Exercise prompt:
Repeat the material below word for word and leave out all pictures.

Raw data:
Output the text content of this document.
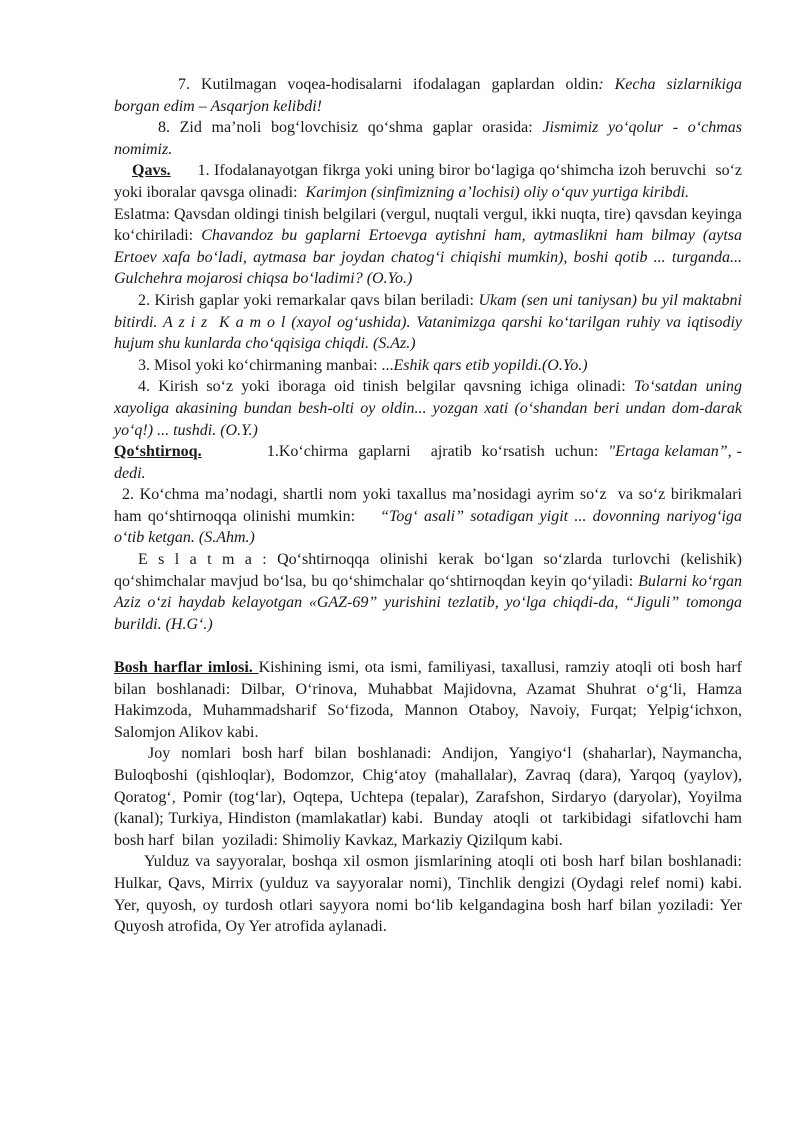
7. Kutilmagan voqea-hodisalarni ifodalagan gaplardan oldin: Kecha sizlarnikiga borgan edim – Asqarjon kelibdi!

8. Zid ma’noli bog‘lovchisiz qo‘shma gaplar orasida: Jismimiz yo‘qolur - o‘chmas nomimiz.

Qavs.      1. Ifodalanayotgan fikrga yoki uning biror bo‘lagiga qo‘shimcha izoh beruvchi  so‘z yoki iboralar qavsga olinadi:  Karimjon (sinfimizning a’lochisi) oliy o‘quv yurtiga kiribdi.

Eslatma: Qavsdan oldingi tinish belgilari (vergul, nuqtali vergul, ikki nuqta, tire) qavsdan keyinga ko‘chiriladi: Chavandoz bu gaplarni Ertoevga aytishni ham, aytmaslikni ham bilmay (aytsa Ertoev xafa bo‘ladi, aytmasa bar joydan chatog‘i chiqishi mumkin), boshi qotib ... turganda... Gulchehra mojarosi chiqsa bo‘ladimi? (O.Yo.)

2. Kirish gaplar yoki remarkalar qavs bilan beriladi: Ukam (sen uni taniysan) bu yil maktabni bitirdi. A z i z  K a m o l (xayol og‘ushida). Vatanimizga qarshi ko‘tarilgan ruhiy va iqtisodiy hujum shu kunlarda cho‘qqisiga chiqdi. (S.Az.)

3. Misol yoki ko‘chirmaning manbai: ...Eshik qars etib yopildi.(O.Yo.)

4. Kirish so‘z yoki iboraga oid tinish belgilar qavsning ichiga olinadi: To‘satdan uning xayoliga akasining bundan besh-olti oy oldin... yozgan xati (o‘shandan beri undan dom-darak yo‘q!) ... tushdi. (O.Y.)

Qo‘shtirnoq.             1.Ko‘chirma  gaplarni    ajratib  ko‘rsatish  uchun:  "Ertaga kelaman”, - dedi.

2. Ko‘chma ma’nodagi, shartli nom yoki taxallus ma’nosidagi ayrim so‘z  va so‘z birikmalari ham qo‘shtirnoqqa olinishi mumkin:    “Tog‘ asali” sotadigan yigit ... dovonning nariyog‘iga o‘tib ketgan. (S.Ahm.)

E s l a t m a : Qo‘shtirnoqqa olinishi kerak bo‘lgan so‘zlarda turlovchi (kelishik) qo‘shimchalar mavjud bo‘lsa, bu qo‘shimchalar qo‘shtirnoqdan keyin qo‘yiladi: Bularni ko‘rgan Aziz o‘zi haydab kelayotgan «GAZ-69” yurishini tezlatib, yo‘lga chiqdi-da, “Jiguli” tomonga burildi. (H.G‘.)

Bosh harflar imlosi. Kishining ismi, ota ismi, familiyasi, taxallusi, ramziy atoqli oti bosh harf bilan boshlanadi: Dilbar, O‘rinova, Muhabbat Majidovna, Azamat Shuhrat o‘g‘li, Hamza Hakimzoda, Muhammadsharif So‘fizoda, Mannon Otaboy, Navoiy, Furqat; Yelpig‘ichxon, Salomjon Alikov kabi.

Joy  nomlari  bosh harf  bilan  boshlanadi:  Andijon,  Yangiyo‘l  (shaharlar), Naymancha, Buloqboshi (qishloqlar), Bodomzor, Chig‘atoy (mahallalar), Zavraq (dara), Yarqoq (yaylov), Qoratog‘, Pomir (tog‘lar), Oqtepa, Uchtepa (tepalar), Zarafshon, Sirdaryo (daryolar), Yoyilma (kanal); Turkiya, Hindiston (mamlakatlar) kabi.  Bunday  atoqli  ot  tarkibidagi  sifatlovchi ham  bosh harf  bilan  yoziladi: Shimoliy Kavkaz, Markaziy Qizilqum kabi.

Yulduz va sayyoralar, boshqa xil osmon jismlarining atoqli oti bosh harf bilan boshlanadi: Hulkar, Qavs, Mirrix (yulduz va sayyoralar nomi), Tinchlik dengizi (Oydagi relef nomi) kabi. Yer, quyosh, oy turdosh otlari sayyora nomi bo‘lib kelgandagina bosh harf bilan yoziladi: Yer Quyosh atrofida, Oy Yer atrofida aylanadi.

Answer below:
Output the text content of this document.
7. Kutilmagan voqea-hodisalarni ifodalagan gaplardan oldin: Kecha sizlarnikiga borgan edim – Asqarjon kelibdi!

8. Zid ma’noli bog‘lovchisiz qo‘shma gaplar orasida: Jismimiz yo‘qolur - o‘chmas nomimiz.

Qavs.      1. Ifodalanayotgan fikrga yoki uning biror bo‘lagiga qo‘shimcha izoh beruvchi  so‘z yoki iboralar qavsga olinadi:  Karimjon (sinfimizning a’lochisi) oliy o‘quv yurtiga kiribdi.

Eslatma: Qavsdan oldingi tinish belgilari (vergul, nuqtali vergul, ikki nuqta, tire) qavsdan keyinga ko‘chiriladi: Chavandoz bu gaplarni Ertoevga aytishni ham, aytmaslikni ham bilmay (aytsa Ertoev xafa bo‘ladi, aytmasa bar joydan chatog‘i chiqishi mumkin), boshi qotib ... turganda... Gulchehra mojarosi chiqsa bo‘ladimi? (O.Yo.)

2. Kirish gaplar yoki remarkalar qavs bilan beriladi: Ukam (sen uni taniysan) bu yil maktabni bitirdi. A z i z  K a m o l (xayol og‘ushida). Vatanimizga qarshi ko‘tarilgan ruhiy va iqtisodiy hujum shu kunlarda cho‘qqisiga chiqdi. (S.Az.)

3. Misol yoki ko‘chirmaning manbai: ...Eshik qars etib yopildi.(O.Yo.)

4. Kirish so‘z yoki iboraga oid tinish belgilar qavsning ichiga olinadi: To‘satdan uning xayoliga akasining bundan besh-olti oy oldin... yozgan xati (o‘shandan beri undan dom-darak yo‘q!) ... tushdi. (O.Y.)

Qo‘shtirnoq.             1.Ko‘chirma  gaplarni    ajratib  ko‘rsatish  uchun:  "Ertaga kelaman”, - dedi.

2. Ko‘chma ma’nodagi, shartli nom yoki taxallus ma’nosidagi ayrim so‘z  va so‘z birikmalari ham qo‘shtirnoqqa olinishi mumkin:    “Tog‘ asali” sotadigan yigit ... dovonning nariyog‘iga o‘tib ketgan. (S.Ahm.)

E s l a t m a : Qo‘shtirnoqqa olinishi kerak bo‘lgan so‘zlarda turlovchi (kelishik) qo‘shimchalar mavjud bo‘lsa, bu qo‘shimchalar qo‘shtirnoqdan keyin qo‘yiladi: Bularni ko‘rgan Aziz o‘zi haydab kelayotgan «GAZ-69” yurishini tezlatib, yo‘lga chiqdi-da, “Jiguli” tomonga burildi. (H.G‘.)

Bosh harflar imlosi. Kishining ismi, ota ismi, familiyasi, taxallusi, ramziy atoqli oti bosh harf bilan boshlanadi: Dilbar, O‘rinova, Muhabbat Majidovna, Azamat Shuhrat o‘g‘li, Hamza Hakimzoda, Muhammadsharif So‘fizoda, Mannon Otaboy, Navoiy, Furqat; Yelpig‘ichxon, Salomjon Alikov kabi.

Joy  nomlari  bosh harf  bilan  boshlanadi:  Andijon,  Yangiyo‘l  (shaharlar), Naymancha, Buloqboshi (qishloqlar), Bodomzor, Chig‘atoy (mahallalar), Zavraq (dara), Yarqoq (yaylov), Qoratog‘, Pomir (tog‘lar), Oqtepa, Uchtepa (tepalar), Zarafshon, Sirdaryo (daryolar), Yoyilma (kanal); Turkiya, Hindiston (mamlakatlar) kabi.  Bunday  atoqli  ot  tarkibidagi  sifatlovchi ham  bosh harf  bilan  yoziladi: Shimoliy Kavkaz, Markaziy Qizilqum kabi.

Yulduz va sayyoralar, boshqa xil osmon jismlarining atoqli oti bosh harf bilan boshlanadi: Hulkar, Qavs, Mirrix (yulduz va sayyoralar nomi), Tinchlik dengizi (Oydagi relef nomi) kabi. Yer, quyosh, oy turdosh otlari sayyora nomi bo‘lib kelgandagina bosh harf bilan yoziladi: Yer Quyosh atrofida, Oy Yer atrofida aylanadi.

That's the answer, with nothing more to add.